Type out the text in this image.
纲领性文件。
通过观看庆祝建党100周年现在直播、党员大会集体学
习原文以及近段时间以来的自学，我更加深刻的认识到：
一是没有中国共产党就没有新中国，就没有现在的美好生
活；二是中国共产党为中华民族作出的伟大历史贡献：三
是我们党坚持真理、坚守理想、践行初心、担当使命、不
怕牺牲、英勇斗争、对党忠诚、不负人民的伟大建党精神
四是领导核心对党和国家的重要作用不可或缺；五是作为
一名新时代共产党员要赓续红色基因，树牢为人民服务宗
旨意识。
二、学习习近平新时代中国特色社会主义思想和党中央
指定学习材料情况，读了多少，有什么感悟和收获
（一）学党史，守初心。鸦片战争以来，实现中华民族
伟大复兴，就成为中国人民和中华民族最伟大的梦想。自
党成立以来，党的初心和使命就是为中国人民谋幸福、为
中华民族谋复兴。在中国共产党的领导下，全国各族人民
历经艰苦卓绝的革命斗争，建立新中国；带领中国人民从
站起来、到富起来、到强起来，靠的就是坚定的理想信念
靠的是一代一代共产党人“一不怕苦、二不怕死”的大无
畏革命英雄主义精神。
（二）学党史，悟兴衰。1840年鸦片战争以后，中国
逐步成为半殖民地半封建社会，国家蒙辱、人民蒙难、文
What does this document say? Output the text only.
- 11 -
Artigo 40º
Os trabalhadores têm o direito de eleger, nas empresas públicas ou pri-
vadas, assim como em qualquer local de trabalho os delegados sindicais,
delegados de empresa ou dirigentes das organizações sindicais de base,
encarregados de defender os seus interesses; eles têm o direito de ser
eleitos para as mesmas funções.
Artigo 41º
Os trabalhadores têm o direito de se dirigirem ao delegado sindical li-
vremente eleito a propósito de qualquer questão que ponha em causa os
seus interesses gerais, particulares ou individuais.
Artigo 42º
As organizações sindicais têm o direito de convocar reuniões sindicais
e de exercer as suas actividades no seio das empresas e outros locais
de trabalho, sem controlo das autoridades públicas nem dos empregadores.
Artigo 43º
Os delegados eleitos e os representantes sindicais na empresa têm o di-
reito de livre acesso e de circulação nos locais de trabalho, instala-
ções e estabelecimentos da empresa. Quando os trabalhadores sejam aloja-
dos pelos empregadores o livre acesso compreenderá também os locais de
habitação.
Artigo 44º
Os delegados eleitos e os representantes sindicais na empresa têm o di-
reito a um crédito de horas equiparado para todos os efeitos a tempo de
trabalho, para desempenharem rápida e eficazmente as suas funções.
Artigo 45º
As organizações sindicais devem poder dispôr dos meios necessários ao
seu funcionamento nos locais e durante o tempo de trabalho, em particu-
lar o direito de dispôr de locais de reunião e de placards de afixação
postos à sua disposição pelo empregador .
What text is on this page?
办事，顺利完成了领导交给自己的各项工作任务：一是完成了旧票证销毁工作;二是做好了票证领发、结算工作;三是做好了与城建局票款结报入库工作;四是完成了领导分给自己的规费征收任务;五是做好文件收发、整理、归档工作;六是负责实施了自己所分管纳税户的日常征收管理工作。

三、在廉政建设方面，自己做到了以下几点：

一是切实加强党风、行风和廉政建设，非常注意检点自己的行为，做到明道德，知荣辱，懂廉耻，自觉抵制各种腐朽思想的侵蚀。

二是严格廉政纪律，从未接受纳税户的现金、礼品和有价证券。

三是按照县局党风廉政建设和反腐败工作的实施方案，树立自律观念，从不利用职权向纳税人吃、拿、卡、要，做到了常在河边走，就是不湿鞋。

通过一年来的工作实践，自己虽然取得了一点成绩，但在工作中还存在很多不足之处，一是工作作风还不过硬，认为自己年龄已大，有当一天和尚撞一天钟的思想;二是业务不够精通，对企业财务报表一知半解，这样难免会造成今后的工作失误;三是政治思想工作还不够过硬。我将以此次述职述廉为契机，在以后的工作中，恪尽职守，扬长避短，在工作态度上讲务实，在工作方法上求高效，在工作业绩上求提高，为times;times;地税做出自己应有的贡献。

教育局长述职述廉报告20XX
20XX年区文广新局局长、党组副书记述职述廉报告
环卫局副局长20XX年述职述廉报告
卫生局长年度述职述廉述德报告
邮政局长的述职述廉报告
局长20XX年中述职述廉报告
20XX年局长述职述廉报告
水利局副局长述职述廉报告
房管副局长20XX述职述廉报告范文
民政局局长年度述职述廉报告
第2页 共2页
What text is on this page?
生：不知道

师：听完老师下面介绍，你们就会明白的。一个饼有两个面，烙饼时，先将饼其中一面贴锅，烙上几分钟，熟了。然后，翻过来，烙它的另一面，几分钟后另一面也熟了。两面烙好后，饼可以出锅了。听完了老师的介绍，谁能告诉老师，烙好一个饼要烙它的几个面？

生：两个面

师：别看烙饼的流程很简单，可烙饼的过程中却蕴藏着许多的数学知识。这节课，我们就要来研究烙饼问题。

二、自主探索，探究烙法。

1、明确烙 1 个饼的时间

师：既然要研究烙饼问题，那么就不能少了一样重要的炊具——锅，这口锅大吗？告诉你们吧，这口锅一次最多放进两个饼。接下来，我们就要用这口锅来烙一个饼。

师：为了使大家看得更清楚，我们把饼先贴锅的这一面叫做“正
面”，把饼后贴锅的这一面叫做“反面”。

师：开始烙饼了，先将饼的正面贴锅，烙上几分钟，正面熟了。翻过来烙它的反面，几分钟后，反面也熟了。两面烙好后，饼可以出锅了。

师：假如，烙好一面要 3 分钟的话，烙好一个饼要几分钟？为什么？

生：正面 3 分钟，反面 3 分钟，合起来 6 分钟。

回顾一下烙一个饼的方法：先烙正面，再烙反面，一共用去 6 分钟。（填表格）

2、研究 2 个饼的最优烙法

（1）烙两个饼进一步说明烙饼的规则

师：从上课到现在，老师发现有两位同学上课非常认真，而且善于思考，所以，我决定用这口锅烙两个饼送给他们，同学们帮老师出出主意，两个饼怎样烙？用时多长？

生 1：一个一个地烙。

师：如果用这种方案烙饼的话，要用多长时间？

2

-- Task --
Above are the records; copy all of them exactly.

-- Task result --
Type out the text in this image.
纲领性文件。
通过观看庆祝建党100周年现在直播、党员大会集体学
习原文以及近段时间以来的自学，我更加深刻的认识到：
一是没有中国共产党就没有新中国，就没有现在的美好生
活；二是中国共产党为中华民族作出的伟大历史贡献：三
是我们党坚持真理、坚守理想、践行初心、担当使命、不
怕牺牲、英勇斗争、对党忠诚、不负人民的伟大建党精神
四是领导核心对党和国家的重要作用不可或缺；五是作为
一名新时代共产党员要赓续红色基因，树牢为人民服务宗
旨意识。
二、学习习近平新时代中国特色社会主义思想和党中央
指定学习材料情况，读了多少，有什么感悟和收获
（一）学党史，守初心。鸦片战争以来，实现中华民族
伟大复兴，就成为中国人民和中华民族最伟大的梦想。自
党成立以来，党的初心和使命就是为中国人民谋幸福、为
中华民族谋复兴。在中国共产党的领导下，全国各族人民
历经艰苦卓绝的革命斗争，建立新中国；带领中国人民从
站起来、到富起来、到强起来，靠的就是坚定的理想信念
靠的是一代一代共产党人“一不怕苦、二不怕死”的大无
畏革命英雄主义精神。
（二）学党史，悟兴衰。1840年鸦片战争以后，中国
逐步成为半殖民地半封建社会，国家蒙辱、人民蒙难、文
What does this document say? Output the text only.
- 11 -
Artigo 40º
Os trabalhadores têm o direito de eleger, nas empresas públicas ou pri-
vadas, assim como em qualquer local de trabalho os delegados sindicais,
delegados de empresa ou dirigentes das organizações sindicais de base,
encarregados de defender os seus interesses; eles têm o direito de ser
eleitos para as mesmas funções.
Artigo 41º
Os trabalhadores têm o direito de se dirigirem ao delegado sindical li-
vremente eleito a propósito de qualquer questão que ponha em causa os
seus interesses gerais, particulares ou individuais.
Artigo 42º
As organizações sindicais têm o direito de convocar reuniões sindicais
e de exercer as suas actividades no seio das empresas e outros locais
de trabalho, sem controlo das autoridades públicas nem dos empregadores.
Artigo 43º
Os delegados eleitos e os representantes sindicais na empresa têm o di-
reito de livre acesso e de circulação nos locais de trabalho, instala-
ções e estabelecimentos da empresa. Quando os trabalhadores sejam aloja-
dos pelos empregadores o livre acesso compreenderá também os locais de
habitação.
Artigo 44º
Os delegados eleitos e os representantes sindicais na empresa têm o di-
reito a um crédito de horas equiparado para todos os efeitos a tempo de
trabalho, para desempenharem rápida e eficazmente as suas funções.
Artigo 45º
As organizações sindicais devem poder dispôr dos meios necessários ao
seu funcionamento nos locais e durante o tempo de trabalho, em particu-
lar o direito de dispôr de locais de reunião e de placards de afixação
postos à sua disposição pelo empregador .
What text is on this page?
办事，顺利完成了领导交给自己的各项工作任务：一是完成了旧票证销毁工作;二是做好了票证领发、结算工作;三是做好了与城建局票款结报入库工作;四是完成了领导分给自己的规费征收任务;五是做好文件收发、整理、归档工作;六是负责实施了自己所分管纳税户的日常征收管理工作。

三、在廉政建设方面，自己做到了以下几点：

一是切实加强党风、行风和廉政建设，非常注意检点自己的行为，做到明道德，知荣辱，懂廉耻，自觉抵制各种腐朽思想的侵蚀。

二是严格廉政纪律，从未接受纳税户的现金、礼品和有价证券。

三是按照县局党风廉政建设和反腐败工作的实施方案，树立自律观念，从不利用职权向纳税人吃、拿、卡、要，做到了常在河边走，就是不湿鞋。

通过一年来的工作实践，自己虽然取得了一点成绩，但在工作中还存在很多不足之处，一是工作作风还不过硬，认为自己年龄已大，有当一天和尚撞一天钟的思想;二是业务不够精通，对企业财务报表一知半解，这样难免会造成今后的工作失误;三是政治思想工作还不够过硬。我将以此次述职述廉为契机，在以后的工作中，恪尽职守，扬长避短，在工作态度上讲务实，在工作方法上求高效，在工作业绩上求提高，为times;times;地税做出自己应有的贡献。

教育局长述职述廉报告20XX
20XX年区文广新局局长、党组副书记述职述廉报告
环卫局副局长20XX年述职述廉报告
卫生局长年度述职述廉述德报告
邮政局长的述职述廉报告
局长20XX年中述职述廉报告
20XX年局长述职述廉报告
水利局副局长述职述廉报告
房管副局长20XX述职述廉报告范文
民政局局长年度述职述廉报告
第2页 共2页
What text is on this page?
生：不知道

师：听完老师下面介绍，你们就会明白的。一个饼有两个面，烙饼时，先将饼其中一面贴锅，烙上几分钟，熟了。然后，翻过来，烙它的另一面，几分钟后另一面也熟了。两面烙好后，饼可以出锅了。听完了老师的介绍，谁能告诉老师，烙好一个饼要烙它的几个面？

生：两个面

师：别看烙饼的流程很简单，可烙饼的过程中却蕴藏着许多的数学知识。这节课，我们就要来研究烙饼问题。

二、自主探索，探究烙法。

1、明确烙 1 个饼的时间

师：既然要研究烙饼问题，那么就不能少了一样重要的炊具——锅，这口锅大吗？告诉你们吧，这口锅一次最多放进两个饼。接下来，我们就要用这口锅来烙一个饼。

师：为了使大家看得更清楚，我们把饼先贴锅的这一面叫做“正
面”，把饼后贴锅的这一面叫做“反面”。

师：开始烙饼了，先将饼的正面贴锅，烙上几分钟，正面熟了。翻过来烙它的反面，几分钟后，反面也熟了。两面烙好后，饼可以出锅了。

师：假如，烙好一面要 3 分钟的话，烙好一个饼要几分钟？为什么？

生：正面 3 分钟，反面 3 分钟，合起来 6 分钟。

回顾一下烙一个饼的方法：先烙正面，再烙反面，一共用去 6 分钟。（填表格）

2、研究 2 个饼的最优烙法

（1）烙两个饼进一步说明烙饼的规则

师：从上课到现在，老师发现有两位同学上课非常认真，而且善于思考，所以，我决定用这口锅烙两个饼送给他们，同学们帮老师出出主意，两个饼怎样烙？用时多长？

生 1：一个一个地烙。

师：如果用这种方案烙饼的话，要用多长时间？

2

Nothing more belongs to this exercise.